▶ [Data to use]:
'''

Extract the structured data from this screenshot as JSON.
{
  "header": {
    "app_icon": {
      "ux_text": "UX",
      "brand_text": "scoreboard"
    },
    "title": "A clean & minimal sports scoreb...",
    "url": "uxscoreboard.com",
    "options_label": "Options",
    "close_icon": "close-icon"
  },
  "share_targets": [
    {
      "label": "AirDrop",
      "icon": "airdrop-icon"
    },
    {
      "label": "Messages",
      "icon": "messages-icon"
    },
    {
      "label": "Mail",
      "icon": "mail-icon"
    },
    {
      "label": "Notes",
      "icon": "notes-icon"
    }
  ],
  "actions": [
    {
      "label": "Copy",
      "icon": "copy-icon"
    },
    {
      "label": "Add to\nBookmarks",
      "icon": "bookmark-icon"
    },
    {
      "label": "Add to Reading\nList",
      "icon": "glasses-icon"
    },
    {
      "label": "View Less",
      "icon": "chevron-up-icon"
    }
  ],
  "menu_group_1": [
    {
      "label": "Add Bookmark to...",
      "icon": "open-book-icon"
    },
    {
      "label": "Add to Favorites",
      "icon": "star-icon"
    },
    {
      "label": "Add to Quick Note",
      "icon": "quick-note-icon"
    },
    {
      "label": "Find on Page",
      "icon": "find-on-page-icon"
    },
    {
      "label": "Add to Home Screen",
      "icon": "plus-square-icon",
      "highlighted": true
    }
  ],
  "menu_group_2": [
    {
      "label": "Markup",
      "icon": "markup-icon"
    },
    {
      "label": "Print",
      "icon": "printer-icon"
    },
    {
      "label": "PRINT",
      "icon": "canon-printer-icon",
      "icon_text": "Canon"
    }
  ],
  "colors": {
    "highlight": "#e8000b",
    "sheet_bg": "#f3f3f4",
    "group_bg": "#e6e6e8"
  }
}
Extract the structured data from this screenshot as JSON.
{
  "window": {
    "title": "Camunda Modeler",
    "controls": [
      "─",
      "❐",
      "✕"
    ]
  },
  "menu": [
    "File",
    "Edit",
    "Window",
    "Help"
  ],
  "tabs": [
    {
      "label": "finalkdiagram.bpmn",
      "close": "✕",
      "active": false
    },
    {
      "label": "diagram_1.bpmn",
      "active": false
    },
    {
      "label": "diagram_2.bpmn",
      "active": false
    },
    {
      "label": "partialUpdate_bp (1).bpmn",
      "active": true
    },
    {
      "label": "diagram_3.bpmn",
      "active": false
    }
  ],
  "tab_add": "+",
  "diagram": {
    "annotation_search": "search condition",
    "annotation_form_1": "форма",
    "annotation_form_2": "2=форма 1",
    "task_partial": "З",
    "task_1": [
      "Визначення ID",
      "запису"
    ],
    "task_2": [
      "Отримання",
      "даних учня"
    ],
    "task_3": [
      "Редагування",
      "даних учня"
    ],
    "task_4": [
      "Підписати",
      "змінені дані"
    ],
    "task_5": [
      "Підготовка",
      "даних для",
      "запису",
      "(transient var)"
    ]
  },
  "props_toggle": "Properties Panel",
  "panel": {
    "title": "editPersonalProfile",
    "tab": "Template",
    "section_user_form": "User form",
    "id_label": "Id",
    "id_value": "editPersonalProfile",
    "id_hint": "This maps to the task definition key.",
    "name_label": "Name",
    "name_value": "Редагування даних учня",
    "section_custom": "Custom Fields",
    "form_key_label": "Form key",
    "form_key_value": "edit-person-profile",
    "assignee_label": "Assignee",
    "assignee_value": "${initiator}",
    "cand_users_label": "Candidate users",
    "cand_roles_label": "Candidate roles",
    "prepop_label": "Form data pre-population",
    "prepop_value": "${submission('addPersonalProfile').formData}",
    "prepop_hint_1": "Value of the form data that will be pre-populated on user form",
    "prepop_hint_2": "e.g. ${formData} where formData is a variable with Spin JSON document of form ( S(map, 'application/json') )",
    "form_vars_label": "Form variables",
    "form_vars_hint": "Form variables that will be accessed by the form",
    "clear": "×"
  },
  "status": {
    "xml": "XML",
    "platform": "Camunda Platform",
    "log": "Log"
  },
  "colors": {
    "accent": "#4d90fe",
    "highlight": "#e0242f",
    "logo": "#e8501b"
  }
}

'''

▶ [Stated problem]:
Repeat the listing above without any change.

▶ [Solution to this problem]:
Extract the structured data from this screenshot as JSON.
{
  "header": {
    "app_icon": {
      "ux_text": "UX",
      "brand_text": "scoreboard"
    },
    "title": "A clean & minimal sports scoreb...",
    "url": "uxscoreboard.com",
    "options_label": "Options",
    "close_icon": "close-icon"
  },
  "share_targets": [
    {
      "label": "AirDrop",
      "icon": "airdrop-icon"
    },
    {
      "label": "Messages",
      "icon": "messages-icon"
    },
    {
      "label": "Mail",
      "icon": "mail-icon"
    },
    {
      "label": "Notes",
      "icon": "notes-icon"
    }
  ],
  "actions": [
    {
      "label": "Copy",
      "icon": "copy-icon"
    },
    {
      "label": "Add to\nBookmarks",
      "icon": "bookmark-icon"
    },
    {
      "label": "Add to Reading\nList",
      "icon": "glasses-icon"
    },
    {
      "label": "View Less",
      "icon": "chevron-up-icon"
    }
  ],
  "menu_group_1": [
    {
      "label": "Add Bookmark to...",
      "icon": "open-book-icon"
    },
    {
      "label": "Add to Favorites",
      "icon": "star-icon"
    },
    {
      "label": "Add to Quick Note",
      "icon": "quick-note-icon"
    },
    {
      "label": "Find on Page",
      "icon": "find-on-page-icon"
    },
    {
      "label": "Add to Home Screen",
      "icon": "plus-square-icon",
      "highlighted": true
    }
  ],
  "menu_group_2": [
    {
      "label": "Markup",
      "icon": "markup-icon"
    },
    {
      "label": "Print",
      "icon": "printer-icon"
    },
    {
      "label": "PRINT",
      "icon": "canon-printer-icon",
      "icon_text": "Canon"
    }
  ],
  "colors": {
    "highlight": "#e8000b",
    "sheet_bg": "#f3f3f4",
    "group_bg": "#e6e6e8"
  }
}
Extract the structured data from this screenshot as JSON.
{
  "window": {
    "title": "Camunda Modeler",
    "controls": [
      "─",
      "❐",
      "✕"
    ]
  },
  "menu": [
    "File",
    "Edit",
    "Window",
    "Help"
  ],
  "tabs": [
    {
      "label": "finalkdiagram.bpmn",
      "close": "✕",
      "active": false
    },
    {
      "label": "diagram_1.bpmn",
      "active": false
    },
    {
      "label": "diagram_2.bpmn",
      "active": false
    },
    {
      "label": "partialUpdate_bp (1).bpmn",
      "active": true
    },
    {
      "label": "diagram_3.bpmn",
      "active": false
    }
  ],
  "tab_add": "+",
  "diagram": {
    "annotation_search": "search condition",
    "annotation_form_1": "форма",
    "annotation_form_2": "2=форма 1",
    "task_partial": "З",
    "task_1": [
      "Визначення ID",
      "запису"
    ],
    "task_2": [
      "Отримання",
      "даних учня"
    ],
    "task_3": [
      "Редагування",
      "даних учня"
    ],
    "task_4": [
      "Підписати",
      "змінені дані"
    ],
    "task_5": [
      "Підготовка",
      "даних для",
      "запису",
      "(transient var)"
    ]
  },
  "props_toggle": "Properties Panel",
  "panel": {
    "title": "editPersonalProfile",
    "tab": "Template",
    "section_user_form": "User form",
    "id_label": "Id",
    "id_value": "editPersonalProfile",
    "id_hint": "This maps to the task definition key.",
    "name_label": "Name",
    "name_value": "Редагування даних учня",
    "section_custom": "Custom Fields",
    "form_key_label": "Form key",
    "form_key_value": "edit-person-profile",
    "assignee_label": "Assignee",
    "assignee_value": "${initiator}",
    "cand_users_label": "Candidate users",
    "cand_roles_label": "Candidate roles",
    "prepop_label": "Form data pre-population",
    "prepop_value": "${submission('addPersonalProfile').formData}",
    "prepop_hint_1": "Value of the form data that will be pre-populated on user form",
    "prepop_hint_2": "e.g. ${formData} where formData is a variable with Spin JSON document of form ( S(map, 'application/json') )",
    "form_vars_label": "Form variables",
    "form_vars_hint": "Form variables that will be accessed by the form",
    "clear": "×"
  },
  "status": {
    "xml": "XML",
    "platform": "Camunda Platform",
    "log": "Log"
  },
  "colors": {
    "accent": "#4d90fe",
    "highlight": "#e0242f",
    "logo": "#e8501b"
  }
}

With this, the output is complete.